-- start Source data --

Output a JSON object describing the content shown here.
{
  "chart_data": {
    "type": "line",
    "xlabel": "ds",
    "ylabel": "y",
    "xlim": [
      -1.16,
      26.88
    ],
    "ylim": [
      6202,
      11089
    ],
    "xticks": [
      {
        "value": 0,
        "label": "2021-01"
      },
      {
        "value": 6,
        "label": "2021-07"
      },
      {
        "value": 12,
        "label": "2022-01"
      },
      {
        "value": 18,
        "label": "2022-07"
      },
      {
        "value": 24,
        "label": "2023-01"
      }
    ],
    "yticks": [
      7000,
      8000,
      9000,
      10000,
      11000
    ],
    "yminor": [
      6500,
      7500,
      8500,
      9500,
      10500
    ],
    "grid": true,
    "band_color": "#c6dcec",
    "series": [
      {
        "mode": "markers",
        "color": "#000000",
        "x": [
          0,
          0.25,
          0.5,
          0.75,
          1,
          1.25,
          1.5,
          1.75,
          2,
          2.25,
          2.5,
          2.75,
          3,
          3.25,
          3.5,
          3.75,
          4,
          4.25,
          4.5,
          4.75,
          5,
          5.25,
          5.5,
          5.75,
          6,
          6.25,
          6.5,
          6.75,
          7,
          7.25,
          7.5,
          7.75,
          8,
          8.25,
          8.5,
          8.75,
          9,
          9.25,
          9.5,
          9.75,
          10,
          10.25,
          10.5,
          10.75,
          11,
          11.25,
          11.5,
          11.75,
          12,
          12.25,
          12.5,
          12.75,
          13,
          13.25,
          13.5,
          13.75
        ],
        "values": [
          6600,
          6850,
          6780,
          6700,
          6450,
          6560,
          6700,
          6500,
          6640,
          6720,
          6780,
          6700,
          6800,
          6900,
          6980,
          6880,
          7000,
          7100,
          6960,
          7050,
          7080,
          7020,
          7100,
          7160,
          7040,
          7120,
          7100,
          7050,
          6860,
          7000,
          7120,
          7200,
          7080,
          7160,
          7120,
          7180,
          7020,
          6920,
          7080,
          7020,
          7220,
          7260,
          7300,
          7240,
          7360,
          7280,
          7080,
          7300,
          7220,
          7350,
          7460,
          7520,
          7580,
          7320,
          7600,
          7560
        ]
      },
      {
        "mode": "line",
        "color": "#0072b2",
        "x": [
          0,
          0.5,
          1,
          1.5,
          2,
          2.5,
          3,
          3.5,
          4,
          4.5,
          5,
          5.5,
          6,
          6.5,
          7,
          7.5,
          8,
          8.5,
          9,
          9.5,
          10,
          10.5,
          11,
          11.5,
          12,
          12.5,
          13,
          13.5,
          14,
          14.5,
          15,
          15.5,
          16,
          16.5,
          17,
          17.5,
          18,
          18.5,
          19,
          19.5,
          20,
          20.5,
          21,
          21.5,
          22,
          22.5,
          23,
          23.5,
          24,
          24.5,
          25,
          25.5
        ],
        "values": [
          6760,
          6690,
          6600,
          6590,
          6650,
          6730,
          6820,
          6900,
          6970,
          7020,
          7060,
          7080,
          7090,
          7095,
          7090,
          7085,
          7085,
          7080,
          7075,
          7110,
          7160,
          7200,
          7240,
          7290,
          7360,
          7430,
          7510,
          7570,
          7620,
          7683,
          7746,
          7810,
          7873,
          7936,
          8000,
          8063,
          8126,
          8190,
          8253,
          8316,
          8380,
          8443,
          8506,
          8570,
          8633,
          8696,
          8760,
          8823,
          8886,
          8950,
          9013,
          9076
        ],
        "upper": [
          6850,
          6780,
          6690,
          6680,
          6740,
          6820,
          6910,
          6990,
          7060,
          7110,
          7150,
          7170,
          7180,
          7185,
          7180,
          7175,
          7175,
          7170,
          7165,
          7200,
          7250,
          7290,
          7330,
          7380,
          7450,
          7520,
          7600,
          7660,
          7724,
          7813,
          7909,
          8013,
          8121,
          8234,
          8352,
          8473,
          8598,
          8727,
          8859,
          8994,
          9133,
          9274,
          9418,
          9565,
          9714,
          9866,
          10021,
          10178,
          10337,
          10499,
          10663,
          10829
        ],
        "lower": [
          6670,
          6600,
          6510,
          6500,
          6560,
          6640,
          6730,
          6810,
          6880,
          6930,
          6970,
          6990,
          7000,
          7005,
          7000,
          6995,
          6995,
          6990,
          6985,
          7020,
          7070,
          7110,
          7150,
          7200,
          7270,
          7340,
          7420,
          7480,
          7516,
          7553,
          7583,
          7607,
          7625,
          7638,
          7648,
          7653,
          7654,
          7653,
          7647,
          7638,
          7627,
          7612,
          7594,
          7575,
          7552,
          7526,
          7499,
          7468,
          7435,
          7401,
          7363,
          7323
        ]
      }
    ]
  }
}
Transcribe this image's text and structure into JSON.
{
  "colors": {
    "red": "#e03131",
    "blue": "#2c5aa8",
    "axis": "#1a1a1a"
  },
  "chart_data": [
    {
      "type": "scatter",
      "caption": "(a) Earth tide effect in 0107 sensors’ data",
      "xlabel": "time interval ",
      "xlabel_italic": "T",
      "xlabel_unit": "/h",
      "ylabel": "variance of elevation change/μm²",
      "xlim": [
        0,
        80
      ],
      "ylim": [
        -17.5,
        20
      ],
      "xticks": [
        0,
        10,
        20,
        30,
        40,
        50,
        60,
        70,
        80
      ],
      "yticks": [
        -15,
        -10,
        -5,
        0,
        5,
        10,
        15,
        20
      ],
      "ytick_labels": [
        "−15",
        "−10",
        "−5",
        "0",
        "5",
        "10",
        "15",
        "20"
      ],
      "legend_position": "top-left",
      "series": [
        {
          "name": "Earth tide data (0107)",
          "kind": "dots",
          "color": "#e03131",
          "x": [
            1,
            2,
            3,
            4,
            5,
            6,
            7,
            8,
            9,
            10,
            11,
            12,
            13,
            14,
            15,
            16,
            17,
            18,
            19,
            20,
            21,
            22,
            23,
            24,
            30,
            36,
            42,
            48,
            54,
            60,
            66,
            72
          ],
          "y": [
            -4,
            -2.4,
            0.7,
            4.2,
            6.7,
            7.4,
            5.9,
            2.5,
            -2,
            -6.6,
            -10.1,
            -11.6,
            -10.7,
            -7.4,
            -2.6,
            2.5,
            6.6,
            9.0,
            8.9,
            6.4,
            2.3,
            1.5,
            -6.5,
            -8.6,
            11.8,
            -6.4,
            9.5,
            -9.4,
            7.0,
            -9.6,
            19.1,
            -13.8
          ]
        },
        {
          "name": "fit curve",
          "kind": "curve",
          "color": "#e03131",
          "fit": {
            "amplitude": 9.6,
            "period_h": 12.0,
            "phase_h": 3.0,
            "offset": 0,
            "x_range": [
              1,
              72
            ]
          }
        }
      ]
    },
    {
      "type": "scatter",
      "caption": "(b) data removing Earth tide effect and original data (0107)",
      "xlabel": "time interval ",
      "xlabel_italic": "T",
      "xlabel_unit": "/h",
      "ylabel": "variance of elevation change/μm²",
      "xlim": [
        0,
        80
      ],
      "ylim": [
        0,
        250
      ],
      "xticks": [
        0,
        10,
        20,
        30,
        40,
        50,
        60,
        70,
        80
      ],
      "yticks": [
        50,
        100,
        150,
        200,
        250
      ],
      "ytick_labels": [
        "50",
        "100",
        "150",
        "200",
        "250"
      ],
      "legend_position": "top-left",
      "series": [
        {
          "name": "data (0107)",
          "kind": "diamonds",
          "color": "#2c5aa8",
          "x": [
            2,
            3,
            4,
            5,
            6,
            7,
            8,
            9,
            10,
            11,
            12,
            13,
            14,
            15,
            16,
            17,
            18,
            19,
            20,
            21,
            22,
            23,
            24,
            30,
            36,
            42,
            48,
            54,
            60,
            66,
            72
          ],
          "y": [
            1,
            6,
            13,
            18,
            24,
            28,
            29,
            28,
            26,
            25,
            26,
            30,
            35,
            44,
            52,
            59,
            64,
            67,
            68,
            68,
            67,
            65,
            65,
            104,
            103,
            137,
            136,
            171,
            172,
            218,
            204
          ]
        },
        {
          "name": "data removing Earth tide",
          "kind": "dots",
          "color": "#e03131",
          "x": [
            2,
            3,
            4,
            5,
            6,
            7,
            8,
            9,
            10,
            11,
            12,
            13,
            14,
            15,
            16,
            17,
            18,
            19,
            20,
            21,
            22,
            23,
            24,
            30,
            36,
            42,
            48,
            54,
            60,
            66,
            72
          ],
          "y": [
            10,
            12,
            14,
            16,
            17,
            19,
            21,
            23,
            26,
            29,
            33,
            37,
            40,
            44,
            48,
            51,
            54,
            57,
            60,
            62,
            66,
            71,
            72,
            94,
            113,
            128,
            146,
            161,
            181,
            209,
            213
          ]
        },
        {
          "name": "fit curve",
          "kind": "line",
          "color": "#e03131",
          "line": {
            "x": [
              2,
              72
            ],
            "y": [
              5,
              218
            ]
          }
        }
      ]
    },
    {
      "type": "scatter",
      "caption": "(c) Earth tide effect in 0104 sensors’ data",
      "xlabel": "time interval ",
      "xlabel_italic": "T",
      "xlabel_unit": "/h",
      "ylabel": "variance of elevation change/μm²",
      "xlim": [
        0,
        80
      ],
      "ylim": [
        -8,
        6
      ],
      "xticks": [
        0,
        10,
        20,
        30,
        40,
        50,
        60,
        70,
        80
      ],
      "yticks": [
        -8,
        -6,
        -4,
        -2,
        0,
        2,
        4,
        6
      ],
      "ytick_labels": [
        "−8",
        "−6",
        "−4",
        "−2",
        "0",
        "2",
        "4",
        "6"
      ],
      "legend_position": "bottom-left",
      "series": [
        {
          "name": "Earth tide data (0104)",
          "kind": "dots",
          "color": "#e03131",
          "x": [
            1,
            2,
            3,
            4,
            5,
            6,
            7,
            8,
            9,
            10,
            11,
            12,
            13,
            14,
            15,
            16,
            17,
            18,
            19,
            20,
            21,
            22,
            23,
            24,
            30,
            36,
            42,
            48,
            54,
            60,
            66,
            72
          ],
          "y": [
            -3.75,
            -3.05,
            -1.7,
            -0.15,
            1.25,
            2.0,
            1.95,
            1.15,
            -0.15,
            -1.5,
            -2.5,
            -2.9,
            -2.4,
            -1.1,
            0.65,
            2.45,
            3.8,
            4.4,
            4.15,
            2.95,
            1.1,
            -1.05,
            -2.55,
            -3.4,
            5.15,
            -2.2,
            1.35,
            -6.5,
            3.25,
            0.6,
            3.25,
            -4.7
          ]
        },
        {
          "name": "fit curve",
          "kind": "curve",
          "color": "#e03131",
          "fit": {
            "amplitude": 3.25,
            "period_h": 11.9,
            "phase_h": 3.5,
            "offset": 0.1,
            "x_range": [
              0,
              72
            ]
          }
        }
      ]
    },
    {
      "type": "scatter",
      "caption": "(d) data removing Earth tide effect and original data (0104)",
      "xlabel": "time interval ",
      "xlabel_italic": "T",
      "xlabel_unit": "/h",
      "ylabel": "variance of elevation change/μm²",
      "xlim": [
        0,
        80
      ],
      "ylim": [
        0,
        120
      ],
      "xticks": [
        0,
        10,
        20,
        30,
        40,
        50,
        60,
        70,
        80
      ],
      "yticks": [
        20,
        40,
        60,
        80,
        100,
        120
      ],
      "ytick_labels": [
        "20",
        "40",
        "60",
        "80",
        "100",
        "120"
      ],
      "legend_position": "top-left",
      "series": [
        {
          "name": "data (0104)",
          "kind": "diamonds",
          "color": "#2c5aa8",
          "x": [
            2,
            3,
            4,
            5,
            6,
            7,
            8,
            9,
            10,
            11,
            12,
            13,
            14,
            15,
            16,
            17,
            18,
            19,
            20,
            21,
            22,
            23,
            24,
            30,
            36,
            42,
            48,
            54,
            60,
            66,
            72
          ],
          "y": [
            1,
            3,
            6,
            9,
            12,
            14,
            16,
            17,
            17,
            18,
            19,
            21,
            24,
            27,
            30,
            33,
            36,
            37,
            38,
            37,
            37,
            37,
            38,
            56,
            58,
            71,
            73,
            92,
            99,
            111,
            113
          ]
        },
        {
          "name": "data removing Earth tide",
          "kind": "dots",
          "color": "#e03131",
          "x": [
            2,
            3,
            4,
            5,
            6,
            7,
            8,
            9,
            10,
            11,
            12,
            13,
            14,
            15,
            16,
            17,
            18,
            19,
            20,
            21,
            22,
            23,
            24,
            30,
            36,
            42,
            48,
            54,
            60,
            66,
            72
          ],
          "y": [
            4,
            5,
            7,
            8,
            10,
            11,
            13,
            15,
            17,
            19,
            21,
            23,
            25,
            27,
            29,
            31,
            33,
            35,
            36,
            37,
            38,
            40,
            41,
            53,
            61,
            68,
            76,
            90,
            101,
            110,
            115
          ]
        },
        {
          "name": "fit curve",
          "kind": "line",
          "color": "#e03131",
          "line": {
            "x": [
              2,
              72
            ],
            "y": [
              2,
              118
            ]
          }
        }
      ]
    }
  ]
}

-- end Source data --

What to work on: Return each full line of the entries that contains the word "effect".

The output:
      "caption": "(a) Earth tide effect in 0107 sensors’ data",
      "caption": "(b) data removing Earth tide effect and original data (0107)",
      "caption": "(c) Earth tide effect in 0104 sensors’ data",
      "caption": "(d) data removing Earth tide effect and original data (0104)",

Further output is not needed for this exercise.